→ Brief
Gather each line of the entries below that includes "pieces".

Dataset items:

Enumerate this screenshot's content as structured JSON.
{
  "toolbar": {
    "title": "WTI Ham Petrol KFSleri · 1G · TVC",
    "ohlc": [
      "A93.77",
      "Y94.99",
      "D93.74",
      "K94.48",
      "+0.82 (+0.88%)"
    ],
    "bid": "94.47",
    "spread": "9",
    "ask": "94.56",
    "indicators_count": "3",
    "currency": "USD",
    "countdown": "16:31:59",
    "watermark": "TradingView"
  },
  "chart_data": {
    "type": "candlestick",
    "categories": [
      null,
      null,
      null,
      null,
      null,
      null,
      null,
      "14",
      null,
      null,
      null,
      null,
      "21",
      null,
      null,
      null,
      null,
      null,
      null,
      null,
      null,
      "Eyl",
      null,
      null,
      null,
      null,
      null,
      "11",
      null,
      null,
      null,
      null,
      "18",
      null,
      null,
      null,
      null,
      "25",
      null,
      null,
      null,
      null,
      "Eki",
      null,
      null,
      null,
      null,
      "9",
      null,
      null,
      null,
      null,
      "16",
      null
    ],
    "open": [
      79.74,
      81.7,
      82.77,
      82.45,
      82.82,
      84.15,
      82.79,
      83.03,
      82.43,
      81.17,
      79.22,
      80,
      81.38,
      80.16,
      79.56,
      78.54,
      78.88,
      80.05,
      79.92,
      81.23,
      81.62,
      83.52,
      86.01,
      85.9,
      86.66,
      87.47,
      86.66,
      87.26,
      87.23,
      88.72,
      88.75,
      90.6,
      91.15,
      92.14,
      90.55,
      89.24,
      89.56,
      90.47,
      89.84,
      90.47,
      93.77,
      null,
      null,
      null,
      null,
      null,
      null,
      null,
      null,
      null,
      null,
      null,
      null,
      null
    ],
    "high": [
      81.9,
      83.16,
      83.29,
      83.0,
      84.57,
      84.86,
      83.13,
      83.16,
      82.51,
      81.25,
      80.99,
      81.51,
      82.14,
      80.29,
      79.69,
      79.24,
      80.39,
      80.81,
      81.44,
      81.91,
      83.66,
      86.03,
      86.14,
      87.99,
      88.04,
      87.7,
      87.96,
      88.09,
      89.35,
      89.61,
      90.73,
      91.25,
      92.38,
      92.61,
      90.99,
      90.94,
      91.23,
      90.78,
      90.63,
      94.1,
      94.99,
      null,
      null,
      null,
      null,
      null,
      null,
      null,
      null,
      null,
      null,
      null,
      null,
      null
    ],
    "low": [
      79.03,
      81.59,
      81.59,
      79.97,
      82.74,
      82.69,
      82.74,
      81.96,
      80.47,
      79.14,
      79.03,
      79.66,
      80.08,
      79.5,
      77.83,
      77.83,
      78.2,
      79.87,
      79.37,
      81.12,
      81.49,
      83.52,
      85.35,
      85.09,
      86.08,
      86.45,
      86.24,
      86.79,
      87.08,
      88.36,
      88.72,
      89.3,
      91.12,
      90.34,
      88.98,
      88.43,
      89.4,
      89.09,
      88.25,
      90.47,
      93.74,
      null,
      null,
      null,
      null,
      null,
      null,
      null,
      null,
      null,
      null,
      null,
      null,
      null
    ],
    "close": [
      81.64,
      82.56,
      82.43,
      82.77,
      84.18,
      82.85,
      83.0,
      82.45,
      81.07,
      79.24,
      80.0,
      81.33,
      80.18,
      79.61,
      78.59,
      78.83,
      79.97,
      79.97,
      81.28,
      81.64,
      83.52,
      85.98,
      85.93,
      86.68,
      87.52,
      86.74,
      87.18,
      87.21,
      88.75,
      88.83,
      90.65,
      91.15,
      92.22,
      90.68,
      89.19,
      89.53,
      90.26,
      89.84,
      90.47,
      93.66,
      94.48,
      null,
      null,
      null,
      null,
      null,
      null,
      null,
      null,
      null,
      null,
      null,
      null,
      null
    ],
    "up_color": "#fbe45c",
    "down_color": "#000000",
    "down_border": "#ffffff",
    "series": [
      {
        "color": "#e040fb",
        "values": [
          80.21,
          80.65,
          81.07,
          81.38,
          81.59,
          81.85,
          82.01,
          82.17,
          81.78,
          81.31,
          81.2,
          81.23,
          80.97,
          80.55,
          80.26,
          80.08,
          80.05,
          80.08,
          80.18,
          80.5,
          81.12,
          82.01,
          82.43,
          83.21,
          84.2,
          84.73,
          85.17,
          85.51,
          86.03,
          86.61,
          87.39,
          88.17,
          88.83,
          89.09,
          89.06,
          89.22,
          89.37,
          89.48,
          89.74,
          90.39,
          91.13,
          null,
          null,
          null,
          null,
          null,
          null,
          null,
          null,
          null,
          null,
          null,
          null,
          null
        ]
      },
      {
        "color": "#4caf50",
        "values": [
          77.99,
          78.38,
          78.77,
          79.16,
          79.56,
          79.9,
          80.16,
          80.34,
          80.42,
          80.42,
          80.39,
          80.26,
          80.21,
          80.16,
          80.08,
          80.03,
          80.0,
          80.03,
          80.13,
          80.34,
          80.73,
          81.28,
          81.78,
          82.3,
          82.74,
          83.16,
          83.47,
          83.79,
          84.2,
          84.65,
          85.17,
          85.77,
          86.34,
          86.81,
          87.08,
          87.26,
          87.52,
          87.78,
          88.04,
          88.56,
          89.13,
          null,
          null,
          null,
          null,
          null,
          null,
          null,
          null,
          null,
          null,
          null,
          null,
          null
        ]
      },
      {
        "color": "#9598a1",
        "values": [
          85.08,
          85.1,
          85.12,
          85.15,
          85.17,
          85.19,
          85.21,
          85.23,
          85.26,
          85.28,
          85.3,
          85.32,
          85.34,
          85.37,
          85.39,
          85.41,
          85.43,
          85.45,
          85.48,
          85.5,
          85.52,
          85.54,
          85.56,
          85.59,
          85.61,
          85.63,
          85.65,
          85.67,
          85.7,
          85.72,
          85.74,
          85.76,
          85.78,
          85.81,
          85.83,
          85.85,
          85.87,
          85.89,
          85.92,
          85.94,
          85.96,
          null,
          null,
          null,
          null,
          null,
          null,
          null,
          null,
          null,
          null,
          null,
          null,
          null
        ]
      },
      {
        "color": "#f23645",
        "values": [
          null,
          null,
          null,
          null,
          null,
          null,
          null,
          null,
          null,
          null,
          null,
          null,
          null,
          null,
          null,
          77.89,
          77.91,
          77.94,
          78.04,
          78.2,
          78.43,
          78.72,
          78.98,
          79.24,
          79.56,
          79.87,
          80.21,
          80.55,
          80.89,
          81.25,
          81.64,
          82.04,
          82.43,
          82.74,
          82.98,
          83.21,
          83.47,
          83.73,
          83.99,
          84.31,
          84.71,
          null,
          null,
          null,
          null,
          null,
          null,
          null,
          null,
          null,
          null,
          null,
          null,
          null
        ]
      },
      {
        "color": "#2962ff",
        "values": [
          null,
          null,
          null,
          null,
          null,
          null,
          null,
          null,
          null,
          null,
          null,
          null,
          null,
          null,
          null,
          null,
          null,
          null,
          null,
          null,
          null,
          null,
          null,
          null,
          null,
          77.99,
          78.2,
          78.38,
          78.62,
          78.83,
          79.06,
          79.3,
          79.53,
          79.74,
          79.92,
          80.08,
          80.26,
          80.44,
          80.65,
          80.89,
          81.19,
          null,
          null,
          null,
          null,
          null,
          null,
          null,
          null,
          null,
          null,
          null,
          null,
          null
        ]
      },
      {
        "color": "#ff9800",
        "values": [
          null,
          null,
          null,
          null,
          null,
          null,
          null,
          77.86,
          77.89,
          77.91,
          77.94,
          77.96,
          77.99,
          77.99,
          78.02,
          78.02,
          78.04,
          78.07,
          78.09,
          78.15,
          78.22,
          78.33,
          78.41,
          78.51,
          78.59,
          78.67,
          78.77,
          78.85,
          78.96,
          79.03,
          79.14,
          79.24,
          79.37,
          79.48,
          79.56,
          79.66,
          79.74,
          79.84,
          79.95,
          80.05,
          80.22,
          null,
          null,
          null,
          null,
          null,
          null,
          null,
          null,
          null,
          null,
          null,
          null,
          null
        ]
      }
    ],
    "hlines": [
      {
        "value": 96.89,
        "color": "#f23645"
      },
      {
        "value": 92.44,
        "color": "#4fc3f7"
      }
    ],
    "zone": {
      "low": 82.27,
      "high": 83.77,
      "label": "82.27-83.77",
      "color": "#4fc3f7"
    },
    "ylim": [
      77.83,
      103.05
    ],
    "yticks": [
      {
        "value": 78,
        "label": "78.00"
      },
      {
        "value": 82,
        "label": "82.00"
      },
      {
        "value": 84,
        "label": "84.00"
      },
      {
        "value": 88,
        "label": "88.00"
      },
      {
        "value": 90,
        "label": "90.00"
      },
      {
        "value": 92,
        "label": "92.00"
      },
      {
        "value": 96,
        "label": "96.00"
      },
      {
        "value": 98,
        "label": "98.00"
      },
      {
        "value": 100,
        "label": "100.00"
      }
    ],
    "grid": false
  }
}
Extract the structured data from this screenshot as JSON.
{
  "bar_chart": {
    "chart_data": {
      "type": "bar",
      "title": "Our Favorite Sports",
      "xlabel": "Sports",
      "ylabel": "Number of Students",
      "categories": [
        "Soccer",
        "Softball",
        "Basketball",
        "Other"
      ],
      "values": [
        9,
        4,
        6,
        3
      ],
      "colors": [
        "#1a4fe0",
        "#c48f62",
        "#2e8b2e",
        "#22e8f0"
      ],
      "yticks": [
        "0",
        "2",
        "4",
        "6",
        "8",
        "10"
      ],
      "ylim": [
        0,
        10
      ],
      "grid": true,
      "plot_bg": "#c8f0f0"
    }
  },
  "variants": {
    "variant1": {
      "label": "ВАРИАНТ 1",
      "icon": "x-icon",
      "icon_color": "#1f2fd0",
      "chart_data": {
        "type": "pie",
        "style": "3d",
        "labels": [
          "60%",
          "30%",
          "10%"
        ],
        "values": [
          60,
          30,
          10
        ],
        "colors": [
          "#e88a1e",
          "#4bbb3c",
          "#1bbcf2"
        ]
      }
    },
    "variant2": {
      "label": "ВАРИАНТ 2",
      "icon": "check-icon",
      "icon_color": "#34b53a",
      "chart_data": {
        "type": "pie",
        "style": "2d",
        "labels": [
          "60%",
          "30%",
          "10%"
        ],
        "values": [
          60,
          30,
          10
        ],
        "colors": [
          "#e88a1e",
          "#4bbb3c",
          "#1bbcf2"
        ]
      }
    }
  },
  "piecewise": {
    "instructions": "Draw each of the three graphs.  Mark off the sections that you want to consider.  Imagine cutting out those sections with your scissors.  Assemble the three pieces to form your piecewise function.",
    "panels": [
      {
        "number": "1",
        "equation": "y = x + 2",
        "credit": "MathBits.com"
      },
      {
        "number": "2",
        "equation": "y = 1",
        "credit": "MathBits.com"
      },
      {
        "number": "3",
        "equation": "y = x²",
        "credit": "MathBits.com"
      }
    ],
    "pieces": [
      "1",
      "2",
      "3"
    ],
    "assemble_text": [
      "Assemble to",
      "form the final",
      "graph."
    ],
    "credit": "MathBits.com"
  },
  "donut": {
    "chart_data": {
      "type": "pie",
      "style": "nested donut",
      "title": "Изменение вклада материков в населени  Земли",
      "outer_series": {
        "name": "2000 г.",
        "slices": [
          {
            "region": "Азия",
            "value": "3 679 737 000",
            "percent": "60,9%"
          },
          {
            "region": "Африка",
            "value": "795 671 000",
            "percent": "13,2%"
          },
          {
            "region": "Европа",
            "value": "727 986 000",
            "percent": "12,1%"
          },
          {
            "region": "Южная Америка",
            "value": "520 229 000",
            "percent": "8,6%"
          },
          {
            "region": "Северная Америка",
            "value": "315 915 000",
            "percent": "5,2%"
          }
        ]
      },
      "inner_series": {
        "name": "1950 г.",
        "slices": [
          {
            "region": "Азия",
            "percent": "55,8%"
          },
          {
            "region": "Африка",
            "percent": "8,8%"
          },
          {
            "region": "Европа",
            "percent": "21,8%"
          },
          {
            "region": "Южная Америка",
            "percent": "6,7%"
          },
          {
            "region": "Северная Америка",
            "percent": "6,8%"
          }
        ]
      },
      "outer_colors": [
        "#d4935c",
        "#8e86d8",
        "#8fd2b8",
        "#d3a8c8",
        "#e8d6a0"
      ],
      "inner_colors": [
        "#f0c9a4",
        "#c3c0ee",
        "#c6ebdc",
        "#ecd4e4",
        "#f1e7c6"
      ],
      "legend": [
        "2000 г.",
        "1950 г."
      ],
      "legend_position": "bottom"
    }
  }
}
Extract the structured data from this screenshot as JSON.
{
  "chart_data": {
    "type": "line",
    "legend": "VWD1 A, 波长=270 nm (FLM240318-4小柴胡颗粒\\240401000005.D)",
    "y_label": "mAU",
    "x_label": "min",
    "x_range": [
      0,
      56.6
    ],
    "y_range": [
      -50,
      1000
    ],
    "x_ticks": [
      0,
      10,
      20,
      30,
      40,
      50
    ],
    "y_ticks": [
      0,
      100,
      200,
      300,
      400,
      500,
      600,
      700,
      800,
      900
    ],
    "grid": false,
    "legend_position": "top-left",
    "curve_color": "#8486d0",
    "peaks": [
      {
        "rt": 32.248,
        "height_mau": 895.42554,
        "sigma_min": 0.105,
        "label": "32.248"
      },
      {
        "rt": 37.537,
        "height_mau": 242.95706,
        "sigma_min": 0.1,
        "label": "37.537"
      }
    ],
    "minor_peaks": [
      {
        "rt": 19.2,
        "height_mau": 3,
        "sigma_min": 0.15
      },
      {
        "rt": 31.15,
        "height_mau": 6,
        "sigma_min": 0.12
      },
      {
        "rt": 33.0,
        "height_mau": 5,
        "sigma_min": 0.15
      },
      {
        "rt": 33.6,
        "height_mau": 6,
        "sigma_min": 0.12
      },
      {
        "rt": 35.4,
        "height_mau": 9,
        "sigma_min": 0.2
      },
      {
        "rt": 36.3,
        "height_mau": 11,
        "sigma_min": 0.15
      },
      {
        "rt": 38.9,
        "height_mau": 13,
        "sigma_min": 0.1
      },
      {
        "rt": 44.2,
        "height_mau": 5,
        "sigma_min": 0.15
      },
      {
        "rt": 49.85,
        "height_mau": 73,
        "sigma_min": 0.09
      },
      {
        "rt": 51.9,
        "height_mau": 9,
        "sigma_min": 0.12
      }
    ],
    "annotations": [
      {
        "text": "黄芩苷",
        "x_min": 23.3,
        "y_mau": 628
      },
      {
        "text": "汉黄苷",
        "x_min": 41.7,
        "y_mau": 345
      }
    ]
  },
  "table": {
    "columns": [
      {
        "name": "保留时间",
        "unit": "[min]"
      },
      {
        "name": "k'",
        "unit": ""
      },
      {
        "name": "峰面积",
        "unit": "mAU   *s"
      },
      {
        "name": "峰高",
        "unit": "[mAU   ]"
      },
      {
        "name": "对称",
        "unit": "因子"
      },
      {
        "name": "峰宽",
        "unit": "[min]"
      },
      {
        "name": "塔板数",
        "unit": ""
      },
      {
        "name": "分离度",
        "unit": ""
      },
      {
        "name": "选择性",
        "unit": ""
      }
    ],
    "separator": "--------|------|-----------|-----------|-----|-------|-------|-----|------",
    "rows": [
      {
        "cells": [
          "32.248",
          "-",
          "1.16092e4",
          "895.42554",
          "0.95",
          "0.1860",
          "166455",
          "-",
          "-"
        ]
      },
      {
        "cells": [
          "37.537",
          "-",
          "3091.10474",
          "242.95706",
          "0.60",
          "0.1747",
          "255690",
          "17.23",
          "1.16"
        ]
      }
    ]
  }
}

→ Solution to this task
    "instructions": "Draw each of the three graphs.  Mark off the sections that you want to consider.  Imagine cutting out those sections with your scissors.  Assemble the three pieces to form your piecewise function.",
    "pieces": [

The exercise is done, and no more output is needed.